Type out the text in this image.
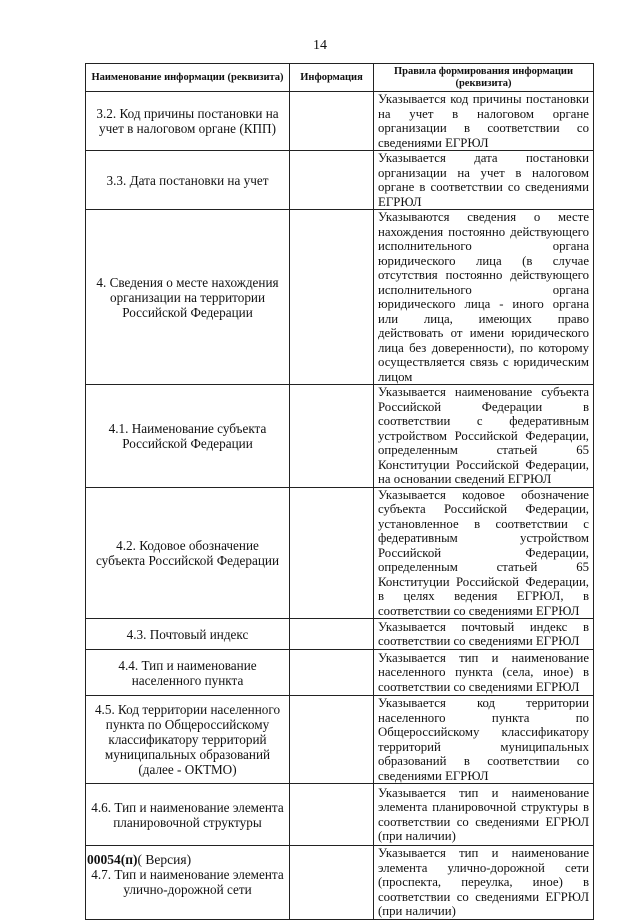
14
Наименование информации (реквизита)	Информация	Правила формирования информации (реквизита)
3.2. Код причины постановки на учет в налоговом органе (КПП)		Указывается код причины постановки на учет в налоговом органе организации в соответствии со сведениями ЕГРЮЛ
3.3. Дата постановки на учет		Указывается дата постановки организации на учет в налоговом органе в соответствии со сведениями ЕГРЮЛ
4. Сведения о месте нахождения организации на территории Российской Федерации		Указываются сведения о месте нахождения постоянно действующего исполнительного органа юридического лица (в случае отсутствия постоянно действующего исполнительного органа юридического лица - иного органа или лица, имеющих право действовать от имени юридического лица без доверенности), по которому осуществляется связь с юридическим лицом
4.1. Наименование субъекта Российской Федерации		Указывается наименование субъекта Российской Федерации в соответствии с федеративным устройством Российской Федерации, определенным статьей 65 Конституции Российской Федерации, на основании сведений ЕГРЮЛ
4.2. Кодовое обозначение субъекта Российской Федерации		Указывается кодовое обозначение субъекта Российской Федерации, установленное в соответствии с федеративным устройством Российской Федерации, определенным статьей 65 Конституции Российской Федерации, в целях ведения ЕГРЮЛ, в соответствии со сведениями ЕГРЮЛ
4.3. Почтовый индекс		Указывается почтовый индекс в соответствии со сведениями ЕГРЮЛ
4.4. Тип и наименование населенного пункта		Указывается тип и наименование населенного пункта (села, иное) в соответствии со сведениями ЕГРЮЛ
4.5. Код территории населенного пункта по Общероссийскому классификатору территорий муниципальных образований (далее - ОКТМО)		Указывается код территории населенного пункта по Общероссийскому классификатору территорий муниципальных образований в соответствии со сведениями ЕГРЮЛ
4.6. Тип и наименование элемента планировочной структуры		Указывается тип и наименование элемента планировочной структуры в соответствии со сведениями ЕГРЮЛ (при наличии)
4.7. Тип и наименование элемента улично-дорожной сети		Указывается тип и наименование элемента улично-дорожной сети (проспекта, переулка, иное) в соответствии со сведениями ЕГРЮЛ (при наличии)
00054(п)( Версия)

++++++++

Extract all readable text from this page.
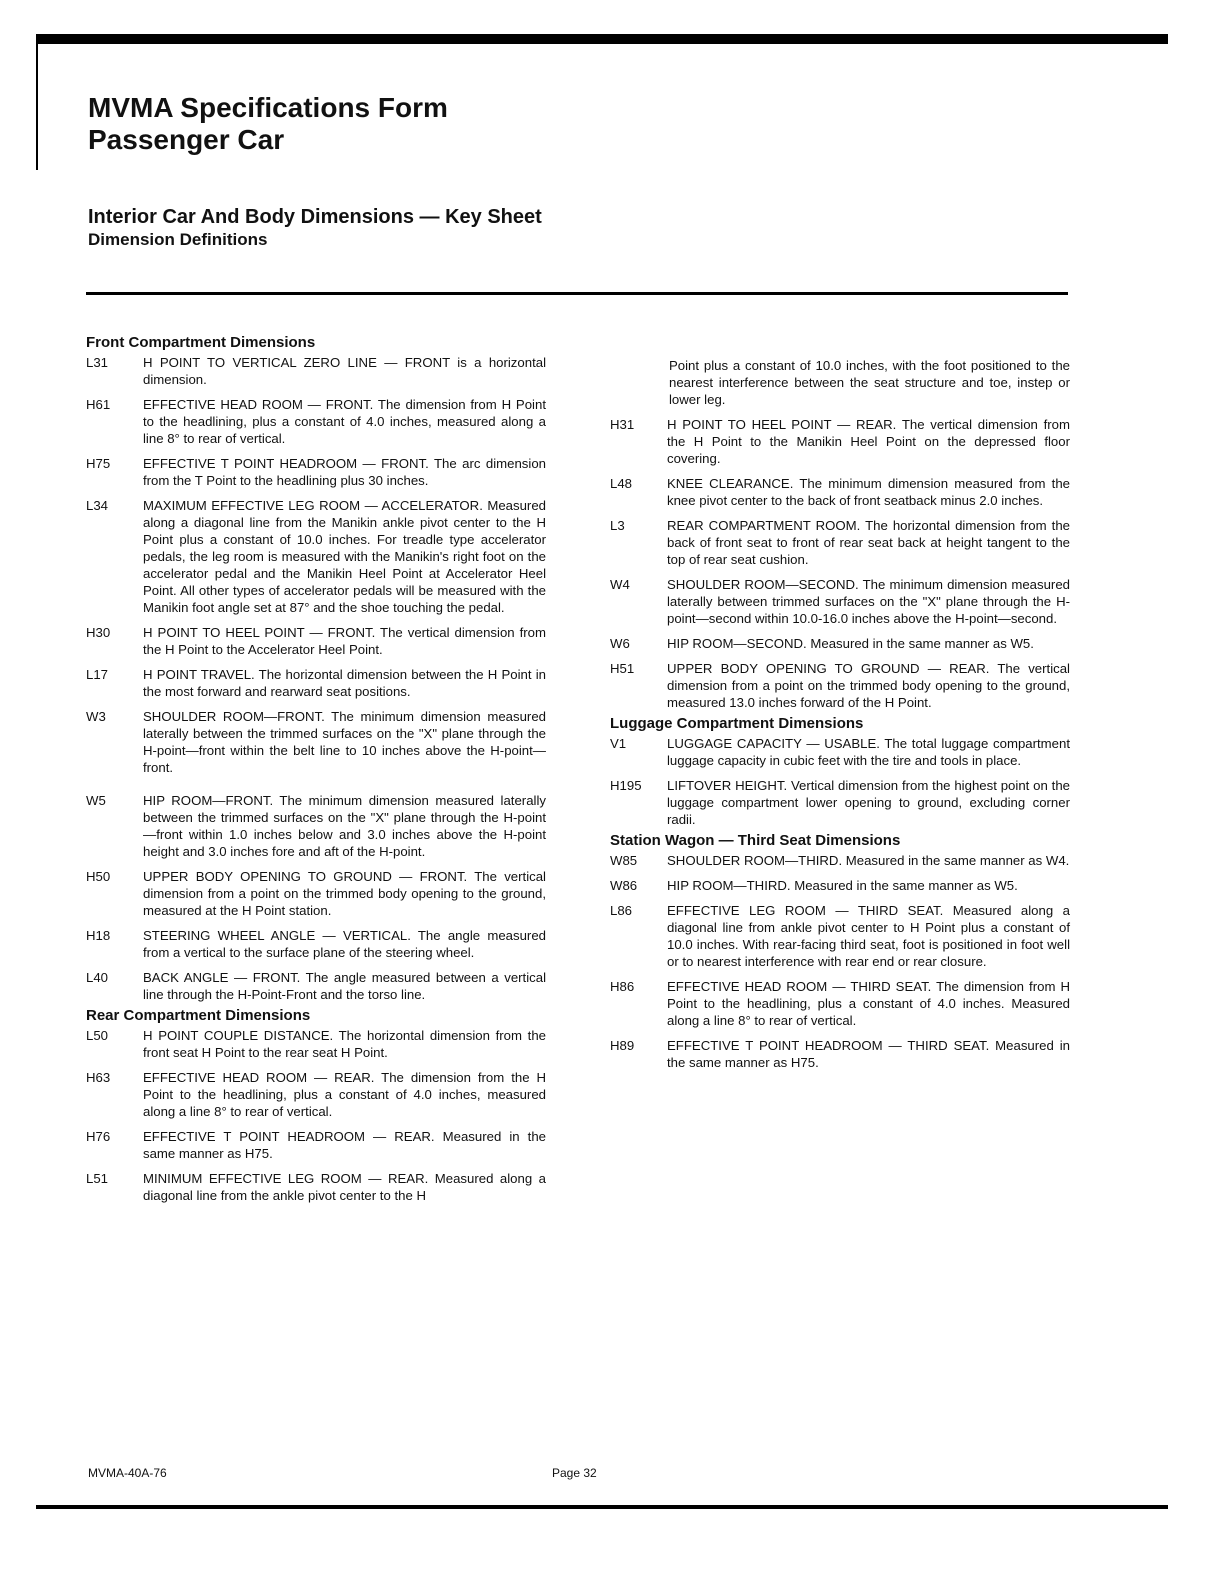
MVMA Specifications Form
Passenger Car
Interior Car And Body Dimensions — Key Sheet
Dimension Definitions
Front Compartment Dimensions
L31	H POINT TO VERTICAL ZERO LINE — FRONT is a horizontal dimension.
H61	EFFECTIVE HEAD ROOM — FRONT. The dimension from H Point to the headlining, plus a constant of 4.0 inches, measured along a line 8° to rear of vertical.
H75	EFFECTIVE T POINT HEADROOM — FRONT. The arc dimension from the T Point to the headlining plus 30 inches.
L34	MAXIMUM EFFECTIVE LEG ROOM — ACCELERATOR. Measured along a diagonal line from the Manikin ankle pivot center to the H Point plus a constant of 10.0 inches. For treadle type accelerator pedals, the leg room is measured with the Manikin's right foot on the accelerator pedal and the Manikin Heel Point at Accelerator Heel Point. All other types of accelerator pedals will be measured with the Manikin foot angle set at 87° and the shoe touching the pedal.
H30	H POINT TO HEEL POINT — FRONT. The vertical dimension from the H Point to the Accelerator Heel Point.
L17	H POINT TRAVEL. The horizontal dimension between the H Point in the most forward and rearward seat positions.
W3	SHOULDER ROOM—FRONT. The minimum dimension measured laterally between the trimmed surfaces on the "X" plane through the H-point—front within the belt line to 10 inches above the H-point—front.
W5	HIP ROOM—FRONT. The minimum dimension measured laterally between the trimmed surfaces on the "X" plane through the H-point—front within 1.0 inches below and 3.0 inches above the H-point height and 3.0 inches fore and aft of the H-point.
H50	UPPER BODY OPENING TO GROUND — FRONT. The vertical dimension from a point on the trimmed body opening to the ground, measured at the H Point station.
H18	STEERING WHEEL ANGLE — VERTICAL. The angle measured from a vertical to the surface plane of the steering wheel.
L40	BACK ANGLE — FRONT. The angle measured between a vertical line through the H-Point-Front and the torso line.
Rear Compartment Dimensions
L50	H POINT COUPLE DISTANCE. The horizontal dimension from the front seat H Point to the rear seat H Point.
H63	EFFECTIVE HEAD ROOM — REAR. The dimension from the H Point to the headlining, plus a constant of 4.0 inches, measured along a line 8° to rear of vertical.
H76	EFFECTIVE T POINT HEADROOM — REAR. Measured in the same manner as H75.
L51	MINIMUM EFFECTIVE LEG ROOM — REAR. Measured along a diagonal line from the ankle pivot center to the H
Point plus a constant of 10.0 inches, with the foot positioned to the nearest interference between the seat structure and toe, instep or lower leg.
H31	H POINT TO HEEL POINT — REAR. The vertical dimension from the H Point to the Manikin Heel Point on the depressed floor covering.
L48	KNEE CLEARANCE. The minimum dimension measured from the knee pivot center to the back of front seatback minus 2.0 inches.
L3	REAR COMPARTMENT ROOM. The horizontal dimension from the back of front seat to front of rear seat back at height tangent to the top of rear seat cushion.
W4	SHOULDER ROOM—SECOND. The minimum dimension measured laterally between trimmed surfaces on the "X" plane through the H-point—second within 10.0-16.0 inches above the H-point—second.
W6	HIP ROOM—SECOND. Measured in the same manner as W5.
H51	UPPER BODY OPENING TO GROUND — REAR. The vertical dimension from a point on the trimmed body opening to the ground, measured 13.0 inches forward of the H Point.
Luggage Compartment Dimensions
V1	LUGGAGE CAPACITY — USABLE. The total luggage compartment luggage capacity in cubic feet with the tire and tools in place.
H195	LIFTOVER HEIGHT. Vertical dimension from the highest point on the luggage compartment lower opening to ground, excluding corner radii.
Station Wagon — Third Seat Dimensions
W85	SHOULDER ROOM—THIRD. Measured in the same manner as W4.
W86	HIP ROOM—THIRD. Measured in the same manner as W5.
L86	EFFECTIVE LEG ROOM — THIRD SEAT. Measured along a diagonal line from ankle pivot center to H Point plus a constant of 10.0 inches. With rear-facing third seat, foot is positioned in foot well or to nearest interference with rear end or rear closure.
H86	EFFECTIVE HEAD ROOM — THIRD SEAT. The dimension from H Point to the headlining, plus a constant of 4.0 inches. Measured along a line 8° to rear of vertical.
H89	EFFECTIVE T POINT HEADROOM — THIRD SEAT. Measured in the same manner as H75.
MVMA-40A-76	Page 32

++++++++

## PROMPT
Look through the lines above and collect those with the word "ankle".

## COMPLETE RESPONSE
L34	MAXIMUM EFFECTIVE LEG ROOM — ACCELERATOR. Measured along a diagonal line from the Manikin ankle pivot center to the H Point plus a constant of 10.0 inches. For treadle type accelerator pedals, the leg room is measured with the Manikin's right foot on the accelerator pedal and the Manikin Heel Point at Accelerator Heel Point. All other types of accelerator pedals will be measured with the Manikin foot angle set at 87° and the shoe touching the pedal.
L51	MINIMUM EFFECTIVE LEG ROOM — REAR. Measured along a diagonal line from the ankle pivot center to the H
L86	EFFECTIVE LEG ROOM — THIRD SEAT. Measured along a diagonal line from ankle pivot center to H Point plus a constant of 10.0 inches. With rear-facing third seat, foot is positioned in foot well or to nearest interference with rear end or rear closure.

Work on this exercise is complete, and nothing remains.